## Start Records provided

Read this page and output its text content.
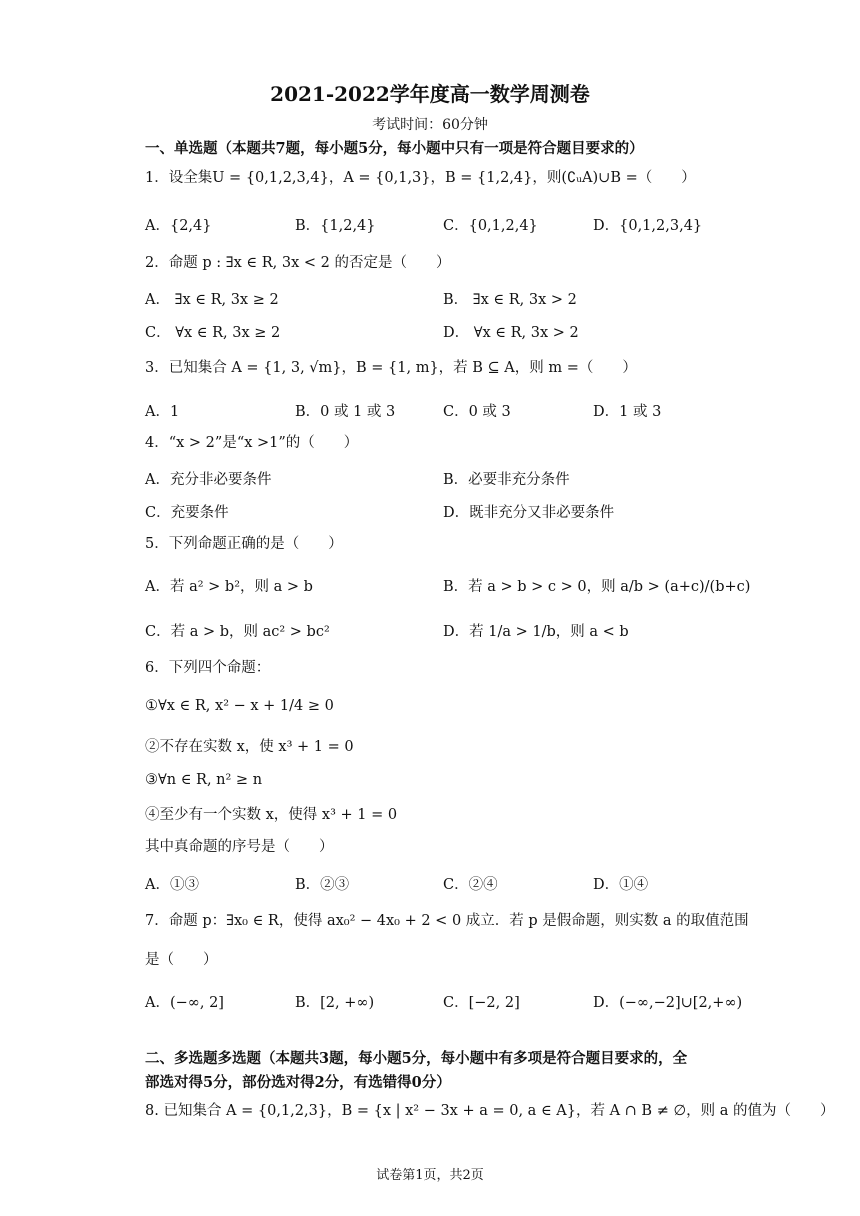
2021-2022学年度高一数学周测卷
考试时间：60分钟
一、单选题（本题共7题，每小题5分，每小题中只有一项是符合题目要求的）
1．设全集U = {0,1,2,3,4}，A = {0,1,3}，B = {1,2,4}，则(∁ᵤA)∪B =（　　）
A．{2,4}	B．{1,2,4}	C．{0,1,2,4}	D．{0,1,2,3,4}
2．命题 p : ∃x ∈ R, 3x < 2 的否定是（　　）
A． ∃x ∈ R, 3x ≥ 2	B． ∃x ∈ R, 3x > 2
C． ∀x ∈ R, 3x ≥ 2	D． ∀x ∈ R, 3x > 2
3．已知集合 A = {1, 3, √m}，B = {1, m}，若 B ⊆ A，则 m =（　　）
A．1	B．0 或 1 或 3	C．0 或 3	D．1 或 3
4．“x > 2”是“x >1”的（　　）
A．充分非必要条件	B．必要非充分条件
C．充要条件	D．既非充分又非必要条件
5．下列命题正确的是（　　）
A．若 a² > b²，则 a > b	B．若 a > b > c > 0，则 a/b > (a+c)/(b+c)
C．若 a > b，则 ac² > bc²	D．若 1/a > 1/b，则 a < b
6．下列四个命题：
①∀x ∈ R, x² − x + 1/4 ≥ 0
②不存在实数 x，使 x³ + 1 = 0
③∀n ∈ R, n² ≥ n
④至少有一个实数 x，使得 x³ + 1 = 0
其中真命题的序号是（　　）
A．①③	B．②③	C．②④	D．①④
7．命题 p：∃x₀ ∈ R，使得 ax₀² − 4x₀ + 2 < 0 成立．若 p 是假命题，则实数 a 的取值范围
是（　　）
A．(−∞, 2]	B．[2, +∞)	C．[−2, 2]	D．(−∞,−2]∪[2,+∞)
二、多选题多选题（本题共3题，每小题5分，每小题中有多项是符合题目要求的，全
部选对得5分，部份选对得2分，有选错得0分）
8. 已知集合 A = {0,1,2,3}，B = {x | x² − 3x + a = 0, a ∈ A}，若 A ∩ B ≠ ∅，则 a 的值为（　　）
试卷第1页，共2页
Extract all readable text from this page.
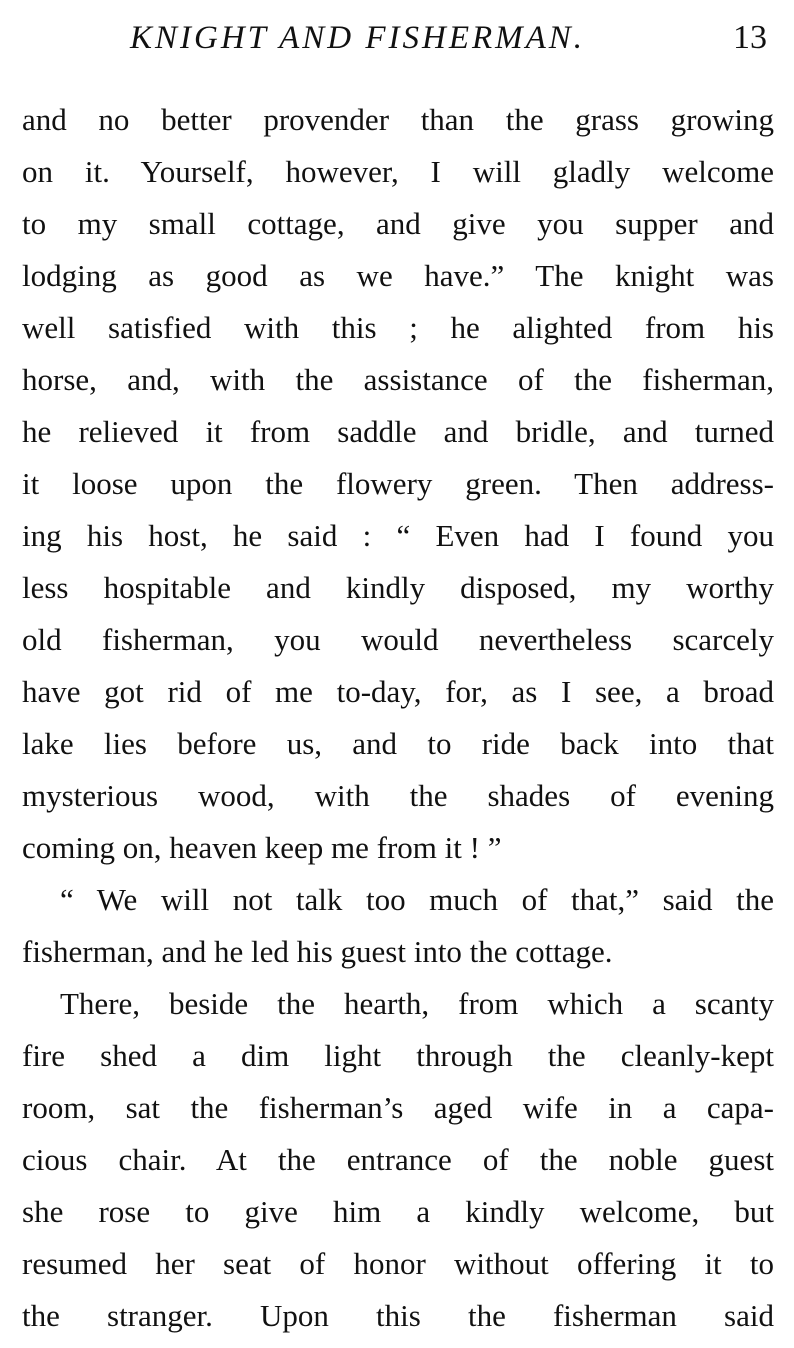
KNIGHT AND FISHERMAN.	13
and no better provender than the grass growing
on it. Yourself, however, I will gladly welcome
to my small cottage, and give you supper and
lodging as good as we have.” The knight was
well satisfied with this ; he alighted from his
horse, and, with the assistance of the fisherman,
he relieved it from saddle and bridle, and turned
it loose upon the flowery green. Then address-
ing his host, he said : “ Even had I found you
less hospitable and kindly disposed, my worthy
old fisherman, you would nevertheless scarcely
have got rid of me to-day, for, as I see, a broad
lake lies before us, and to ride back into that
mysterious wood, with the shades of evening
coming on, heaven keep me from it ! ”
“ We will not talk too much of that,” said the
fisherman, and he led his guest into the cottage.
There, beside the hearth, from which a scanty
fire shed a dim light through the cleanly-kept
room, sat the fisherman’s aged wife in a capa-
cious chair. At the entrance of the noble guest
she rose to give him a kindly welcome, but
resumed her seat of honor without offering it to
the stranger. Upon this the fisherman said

## End Records provided

- [What is expected]: Scan the material above for the string "this" and report each line where you find it.

- [Solution to the exercise]:
Read this page and output its text content.
Extract all readable text from this page.
well satisfied with this ; he alighted from his
the stranger. Upon this the fisherman said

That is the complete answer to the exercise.